**What this task involves:**
Your copy of the material below should match it exactly, except that it holds no pictures.

**Given data:**
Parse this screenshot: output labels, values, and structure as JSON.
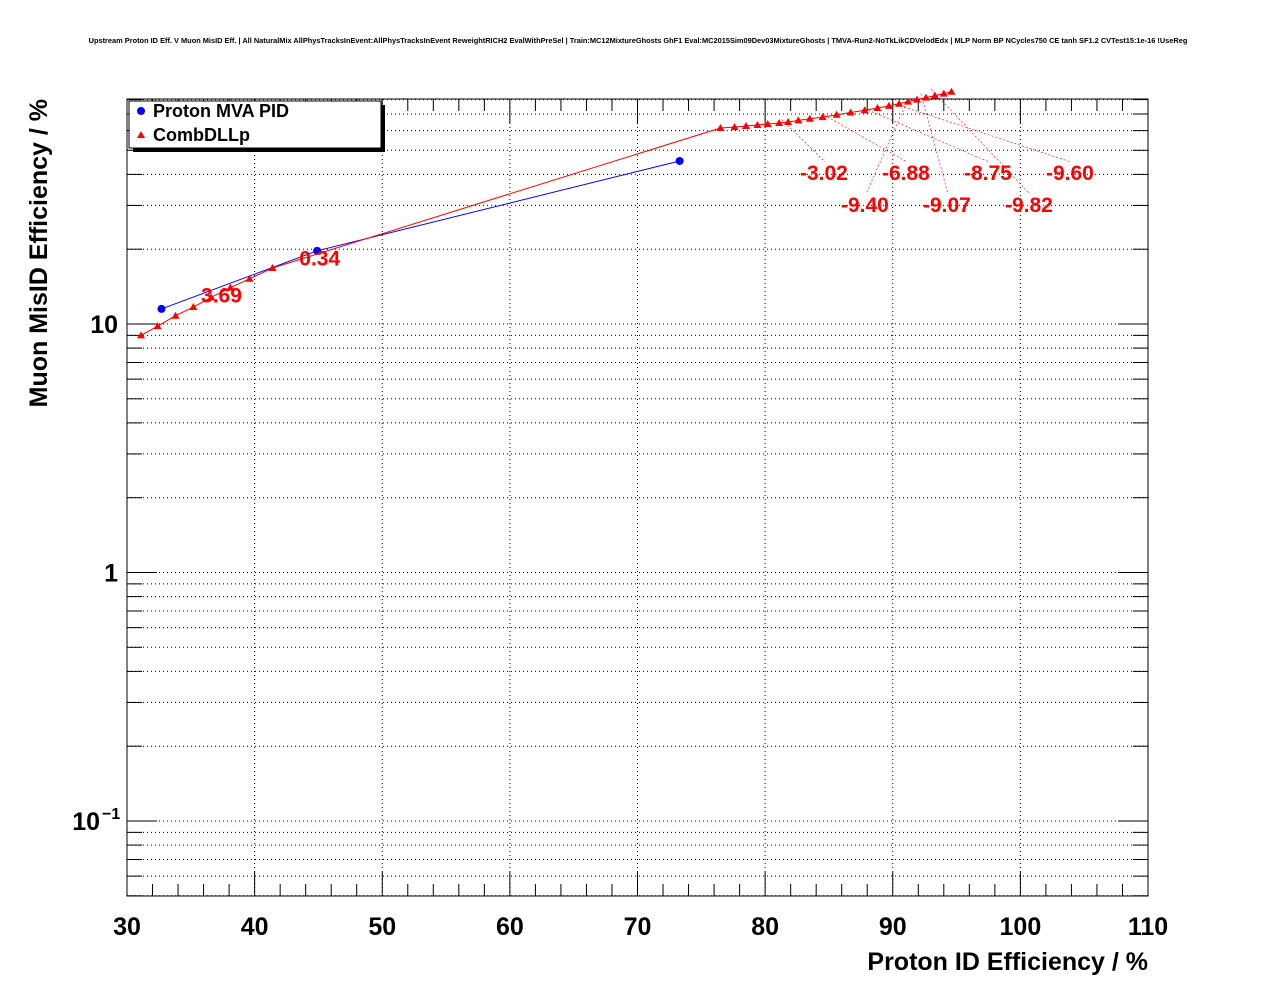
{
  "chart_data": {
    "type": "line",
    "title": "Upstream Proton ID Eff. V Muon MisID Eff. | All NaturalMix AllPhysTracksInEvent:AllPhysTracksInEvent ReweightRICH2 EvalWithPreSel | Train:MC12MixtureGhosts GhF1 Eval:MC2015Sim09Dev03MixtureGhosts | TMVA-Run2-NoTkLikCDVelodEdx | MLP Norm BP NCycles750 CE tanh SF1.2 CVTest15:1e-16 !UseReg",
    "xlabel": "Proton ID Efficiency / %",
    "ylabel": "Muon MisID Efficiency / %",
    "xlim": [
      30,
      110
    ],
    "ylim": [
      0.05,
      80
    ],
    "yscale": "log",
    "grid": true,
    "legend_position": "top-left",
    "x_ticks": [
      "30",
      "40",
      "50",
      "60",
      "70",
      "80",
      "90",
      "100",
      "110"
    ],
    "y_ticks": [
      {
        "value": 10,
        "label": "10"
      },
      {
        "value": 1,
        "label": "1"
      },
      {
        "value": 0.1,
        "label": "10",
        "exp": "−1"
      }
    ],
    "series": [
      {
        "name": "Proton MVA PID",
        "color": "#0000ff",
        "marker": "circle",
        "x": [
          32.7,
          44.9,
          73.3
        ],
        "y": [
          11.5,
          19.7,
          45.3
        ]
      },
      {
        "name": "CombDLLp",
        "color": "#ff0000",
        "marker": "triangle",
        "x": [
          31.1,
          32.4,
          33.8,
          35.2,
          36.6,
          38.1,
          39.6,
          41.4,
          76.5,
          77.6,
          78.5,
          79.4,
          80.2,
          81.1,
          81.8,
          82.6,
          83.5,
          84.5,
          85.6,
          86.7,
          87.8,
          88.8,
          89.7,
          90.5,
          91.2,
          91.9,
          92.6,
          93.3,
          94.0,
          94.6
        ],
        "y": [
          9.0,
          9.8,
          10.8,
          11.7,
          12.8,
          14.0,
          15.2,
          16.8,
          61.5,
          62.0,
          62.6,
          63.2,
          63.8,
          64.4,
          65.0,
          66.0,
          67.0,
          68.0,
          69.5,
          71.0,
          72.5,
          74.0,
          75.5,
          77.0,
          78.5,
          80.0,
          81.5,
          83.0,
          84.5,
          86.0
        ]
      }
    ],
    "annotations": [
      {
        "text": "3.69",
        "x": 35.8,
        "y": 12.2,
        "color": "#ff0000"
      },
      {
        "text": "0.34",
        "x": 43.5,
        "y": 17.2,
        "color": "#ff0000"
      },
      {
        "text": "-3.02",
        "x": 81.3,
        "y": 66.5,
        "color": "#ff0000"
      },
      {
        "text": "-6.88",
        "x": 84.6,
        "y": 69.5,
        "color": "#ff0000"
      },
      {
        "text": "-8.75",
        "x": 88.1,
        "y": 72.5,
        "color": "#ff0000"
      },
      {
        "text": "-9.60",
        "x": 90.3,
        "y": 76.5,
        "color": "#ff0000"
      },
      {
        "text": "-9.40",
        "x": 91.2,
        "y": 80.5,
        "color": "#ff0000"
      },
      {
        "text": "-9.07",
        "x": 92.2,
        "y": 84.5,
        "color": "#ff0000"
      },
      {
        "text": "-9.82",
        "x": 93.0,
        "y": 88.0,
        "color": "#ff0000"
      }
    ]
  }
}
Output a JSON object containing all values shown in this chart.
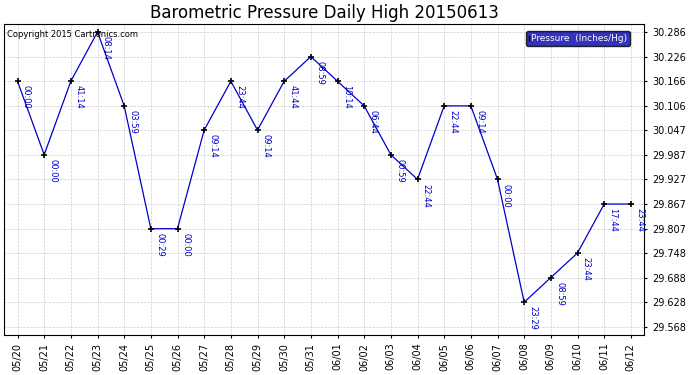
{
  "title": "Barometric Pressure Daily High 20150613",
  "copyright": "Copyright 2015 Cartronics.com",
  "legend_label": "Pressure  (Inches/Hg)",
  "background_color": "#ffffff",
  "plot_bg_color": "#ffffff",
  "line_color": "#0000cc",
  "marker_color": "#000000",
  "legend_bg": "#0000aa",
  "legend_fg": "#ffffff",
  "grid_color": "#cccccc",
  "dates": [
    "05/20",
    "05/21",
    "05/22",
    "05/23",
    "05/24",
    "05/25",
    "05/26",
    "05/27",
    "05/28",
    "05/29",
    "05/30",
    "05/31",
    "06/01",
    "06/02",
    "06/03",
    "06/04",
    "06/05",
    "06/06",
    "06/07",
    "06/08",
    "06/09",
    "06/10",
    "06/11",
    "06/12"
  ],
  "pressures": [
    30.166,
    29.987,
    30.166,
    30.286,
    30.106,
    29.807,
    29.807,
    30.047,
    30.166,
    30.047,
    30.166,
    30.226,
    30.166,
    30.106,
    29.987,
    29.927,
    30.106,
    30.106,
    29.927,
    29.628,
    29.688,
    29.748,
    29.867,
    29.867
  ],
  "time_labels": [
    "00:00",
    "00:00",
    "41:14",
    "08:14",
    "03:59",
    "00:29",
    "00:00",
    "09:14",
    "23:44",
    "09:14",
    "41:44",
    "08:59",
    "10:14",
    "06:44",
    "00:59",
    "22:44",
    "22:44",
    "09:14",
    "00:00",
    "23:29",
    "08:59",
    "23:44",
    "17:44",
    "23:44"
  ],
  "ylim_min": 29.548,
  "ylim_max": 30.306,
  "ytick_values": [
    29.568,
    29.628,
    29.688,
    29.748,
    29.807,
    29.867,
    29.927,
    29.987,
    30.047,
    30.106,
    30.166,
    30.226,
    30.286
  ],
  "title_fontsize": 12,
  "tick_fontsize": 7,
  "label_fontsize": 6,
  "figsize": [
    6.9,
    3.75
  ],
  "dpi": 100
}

**Full answer:**
Parse this screenshot: output labels, values, and structure as JSON.
{
  "chart_data": {
    "type": "line",
    "title": "Upstream Proton ID Eff. V Muon MisID Eff. | All NaturalMix AllPhysTracksInEvent:AllPhysTracksInEvent ReweightRICH2 EvalWithPreSel | Train:MC12MixtureGhosts GhF1 Eval:MC2015Sim09Dev03MixtureGhosts | TMVA-Run2-NoTkLikCDVelodEdx | MLP Norm BP NCycles750 CE tanh SF1.2 CVTest15:1e-16 !UseReg",
    "xlabel": "Proton ID Efficiency / %",
    "ylabel": "Muon MisID Efficiency / %",
    "xlim": [
      30,
      110
    ],
    "ylim": [
      0.05,
      80
    ],
    "yscale": "log",
    "grid": true,
    "legend_position": "top-left",
    "x_ticks": [
      "30",
      "40",
      "50",
      "60",
      "70",
      "80",
      "90",
      "100",
      "110"
    ],
    "y_ticks": [
      {
        "value": 10,
        "label": "10"
      },
      {
        "value": 1,
        "label": "1"
      },
      {
        "value": 0.1,
        "label": "10",
        "exp": "−1"
      }
    ],
    "series": [
      {
        "name": "Proton MVA PID",
        "color": "#0000ff",
        "marker": "circle",
        "x": [
          32.7,
          44.9,
          73.3
        ],
        "y": [
          11.5,
          19.7,
          45.3
        ]
      },
      {
        "name": "CombDLLp",
        "color": "#ff0000",
        "marker": "triangle",
        "x": [
          31.1,
          32.4,
          33.8,
          35.2,
          36.6,
          38.1,
          39.6,
          41.4,
          76.5,
          77.6,
          78.5,
          79.4,
          80.2,
          81.1,
          81.8,
          82.6,
          83.5,
          84.5,
          85.6,
          86.7,
          87.8,
          88.8,
          89.7,
          90.5,
          91.2,
          91.9,
          92.6,
          93.3,
          94.0,
          94.6
        ],
        "y": [
          9.0,
          9.8,
          10.8,
          11.7,
          12.8,
          14.0,
          15.2,
          16.8,
          61.5,
          62.0,
          62.6,
          63.2,
          63.8,
          64.4,
          65.0,
          66.0,
          67.0,
          68.0,
          69.5,
          71.0,
          72.5,
          74.0,
          75.5,
          77.0,
          78.5,
          80.0,
          81.5,
          83.0,
          84.5,
          86.0
        ]
      }
    ],
    "annotations": [
      {
        "text": "3.69",
        "x": 35.8,
        "y": 12.2,
        "color": "#ff0000"
      },
      {
        "text": "0.34",
        "x": 43.5,
        "y": 17.2,
        "color": "#ff0000"
      },
      {
        "text": "-3.02",
        "x": 81.3,
        "y": 66.5,
        "color": "#ff0000"
      },
      {
        "text": "-6.88",
        "x": 84.6,
        "y": 69.5,
        "color": "#ff0000"
      },
      {
        "text": "-8.75",
        "x": 88.1,
        "y": 72.5,
        "color": "#ff0000"
      },
      {
        "text": "-9.60",
        "x": 90.3,
        "y": 76.5,
        "color": "#ff0000"
      },
      {
        "text": "-9.40",
        "x": 91.2,
        "y": 80.5,
        "color": "#ff0000"
      },
      {
        "text": "-9.07",
        "x": 92.2,
        "y": 84.5,
        "color": "#ff0000"
      },
      {
        "text": "-9.82",
        "x": 93.0,
        "y": 88.0,
        "color": "#ff0000"
      }
    ]
  }
}
Output a JSON object containing all values shown in this chart.
{
  "title": "Barometric Pressure Daily High 20150613",
  "copyright": "Copyright 2015 Cartronics.com",
  "legend_label": "Pressure  (Inches/Hg)",
  "background_color": "#ffffff",
  "plot_bg_color": "#ffffff",
  "line_color": "#0000cc",
  "marker_color": "#000000",
  "legend_bg": "#0000aa",
  "legend_fg": "#ffffff",
  "grid_color": "#cccccc",
  "dates": [
    "05/20",
    "05/21",
    "05/22",
    "05/23",
    "05/24",
    "05/25",
    "05/26",
    "05/27",
    "05/28",
    "05/29",
    "05/30",
    "05/31",
    "06/01",
    "06/02",
    "06/03",
    "06/04",
    "06/05",
    "06/06",
    "06/07",
    "06/08",
    "06/09",
    "06/10",
    "06/11",
    "06/12"
  ],
  "pressures": [
    30.166,
    29.987,
    30.166,
    30.286,
    30.106,
    29.807,
    29.807,
    30.047,
    30.166,
    30.047,
    30.166,
    30.226,
    30.166,
    30.106,
    29.987,
    29.927,
    30.106,
    30.106,
    29.927,
    29.628,
    29.688,
    29.748,
    29.867,
    29.867
  ],
  "time_labels": [
    "00:00",
    "00:00",
    "41:14",
    "08:14",
    "03:59",
    "00:29",
    "00:00",
    "09:14",
    "23:44",
    "09:14",
    "41:44",
    "08:59",
    "10:14",
    "06:44",
    "00:59",
    "22:44",
    "22:44",
    "09:14",
    "00:00",
    "23:29",
    "08:59",
    "23:44",
    "17:44",
    "23:44"
  ],
  "ylim_min": 29.548,
  "ylim_max": 30.306,
  "ytick_values": [
    29.568,
    29.628,
    29.688,
    29.748,
    29.807,
    29.867,
    29.927,
    29.987,
    30.047,
    30.106,
    30.166,
    30.226,
    30.286
  ],
  "title_fontsize": 12,
  "tick_fontsize": 7,
  "label_fontsize": 6,
  "figsize": [
    6.9,
    3.75
  ],
  "dpi": 100
}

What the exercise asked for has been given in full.